### What needs to be done
Would you repeat the listing exactly but omit every picture?

★ ★ ★ ★ ★ ★ ★

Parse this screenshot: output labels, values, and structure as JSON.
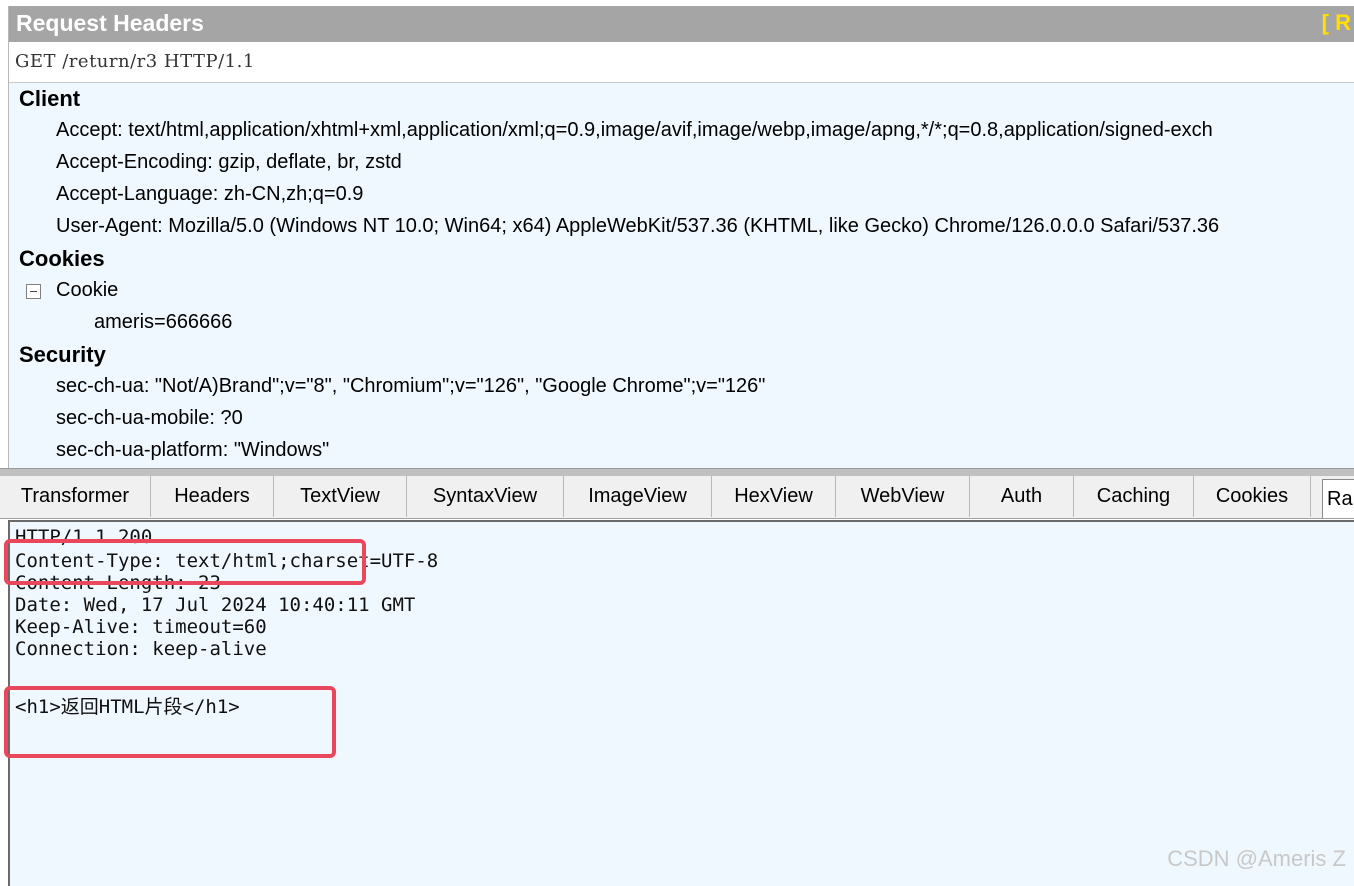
{
  "request_panel": {
    "title": "Request Headers",
    "title_extra": "[ R",
    "request_line": "GET /return/r3 HTTP/1.1",
    "sections": {
      "client": {
        "label": "Client",
        "headers": [
          "Accept: text/html,application/xhtml+xml,application/xml;q=0.9,image/avif,image/webp,image/apng,*/*;q=0.8,application/signed-exch",
          "Accept-Encoding: gzip, deflate, br, zstd",
          "Accept-Language: zh-CN,zh;q=0.9",
          "User-Agent: Mozilla/5.0 (Windows NT 10.0; Win64; x64) AppleWebKit/537.36 (KHTML, like Gecko) Chrome/126.0.0.0 Safari/537.36"
        ]
      },
      "cookies": {
        "label": "Cookies",
        "node_label": "Cookie",
        "values": [
          "ameris=666666"
        ]
      },
      "security": {
        "label": "Security",
        "headers": [
          "sec-ch-ua: \"Not/A)Brand\";v=\"8\", \"Chromium\";v=\"126\", \"Google Chrome\";v=\"126\"",
          "sec-ch-ua-mobile: ?0",
          "sec-ch-ua-platform: \"Windows\""
        ]
      }
    }
  },
  "response_tabs": [
    "Transformer",
    "Headers",
    "TextView",
    "SyntaxView",
    "ImageView",
    "HexView",
    "WebView",
    "Auth",
    "Caching",
    "Cookies",
    "Ra"
  ],
  "active_tab": "Ra",
  "raw_response": {
    "lines": [
      "HTTP/1.1 200",
      "Content-Type: text/html;charset=UTF-8",
      "Content-Length: 23",
      "Date: Wed, 17 Jul 2024 10:40:11 GMT",
      "Keep-Alive: timeout=60",
      "Connection: keep-alive",
      "",
      "<h1>返回HTML片段</h1>"
    ]
  },
  "annotation_color": "#e8475c",
  "watermark": "CSDN @Ameris Z"
}
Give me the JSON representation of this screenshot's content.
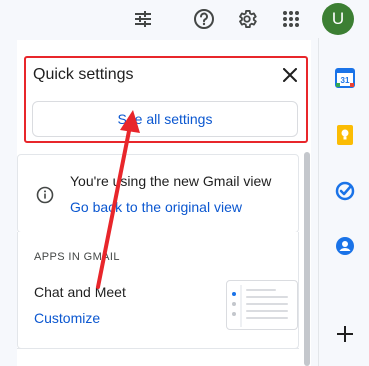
{
  "header": {
    "icons": [
      "filter-icon",
      "help-icon",
      "settings-gear-icon",
      "apps-grid-icon"
    ],
    "avatar_letter": "U",
    "avatar_color": "#3c7f33"
  },
  "quick_settings": {
    "title": "Quick settings",
    "see_all_label": "See all settings",
    "info_text": "You're using the new Gmail view",
    "go_back_link": "Go back to the original view",
    "apps_section_label": "APPS IN GMAIL",
    "chat_meet_label": "Chat and Meet",
    "customize_link": "Customize"
  },
  "side_apps": [
    "calendar-icon",
    "keep-icon",
    "tasks-icon",
    "contacts-icon",
    "add-icon"
  ],
  "calendar_day": "31",
  "colors": {
    "highlight": "#e8262b",
    "link": "#0b57d0",
    "background": "#f6f8fc"
  }
}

★ ★ ★ ★ ★ ★ ★

### Answer for this exercise
Parse this screenshot: output labels, values, and structure as JSON.
{
  "request_panel": {
    "title": "Request Headers",
    "title_extra": "[ R",
    "request_line": "GET /return/r3 HTTP/1.1",
    "sections": {
      "client": {
        "label": "Client",
        "headers": [
          "Accept: text/html,application/xhtml+xml,application/xml;q=0.9,image/avif,image/webp,image/apng,*/*;q=0.8,application/signed-exch",
          "Accept-Encoding: gzip, deflate, br, zstd",
          "Accept-Language: zh-CN,zh;q=0.9",
          "User-Agent: Mozilla/5.0 (Windows NT 10.0; Win64; x64) AppleWebKit/537.36 (KHTML, like Gecko) Chrome/126.0.0.0 Safari/537.36"
        ]
      },
      "cookies": {
        "label": "Cookies",
        "node_label": "Cookie",
        "values": [
          "ameris=666666"
        ]
      },
      "security": {
        "label": "Security",
        "headers": [
          "sec-ch-ua: \"Not/A)Brand\";v=\"8\", \"Chromium\";v=\"126\", \"Google Chrome\";v=\"126\"",
          "sec-ch-ua-mobile: ?0",
          "sec-ch-ua-platform: \"Windows\""
        ]
      }
    }
  },
  "response_tabs": [
    "Transformer",
    "Headers",
    "TextView",
    "SyntaxView",
    "ImageView",
    "HexView",
    "WebView",
    "Auth",
    "Caching",
    "Cookies",
    "Ra"
  ],
  "active_tab": "Ra",
  "raw_response": {
    "lines": [
      "HTTP/1.1 200",
      "Content-Type: text/html;charset=UTF-8",
      "Content-Length: 23",
      "Date: Wed, 17 Jul 2024 10:40:11 GMT",
      "Keep-Alive: timeout=60",
      "Connection: keep-alive",
      "",
      "<h1>返回HTML片段</h1>"
    ]
  },
  "annotation_color": "#e8475c",
  "watermark": "CSDN @Ameris Z"
}
Give me the JSON representation of this screenshot's content.
{
  "header": {
    "icons": [
      "filter-icon",
      "help-icon",
      "settings-gear-icon",
      "apps-grid-icon"
    ],
    "avatar_letter": "U",
    "avatar_color": "#3c7f33"
  },
  "quick_settings": {
    "title": "Quick settings",
    "see_all_label": "See all settings",
    "info_text": "You're using the new Gmail view",
    "go_back_link": "Go back to the original view",
    "apps_section_label": "APPS IN GMAIL",
    "chat_meet_label": "Chat and Meet",
    "customize_link": "Customize"
  },
  "side_apps": [
    "calendar-icon",
    "keep-icon",
    "tasks-icon",
    "contacts-icon",
    "add-icon"
  ],
  "calendar_day": "31",
  "colors": {
    "highlight": "#e8262b",
    "link": "#0b57d0",
    "background": "#f6f8fc"
  }
}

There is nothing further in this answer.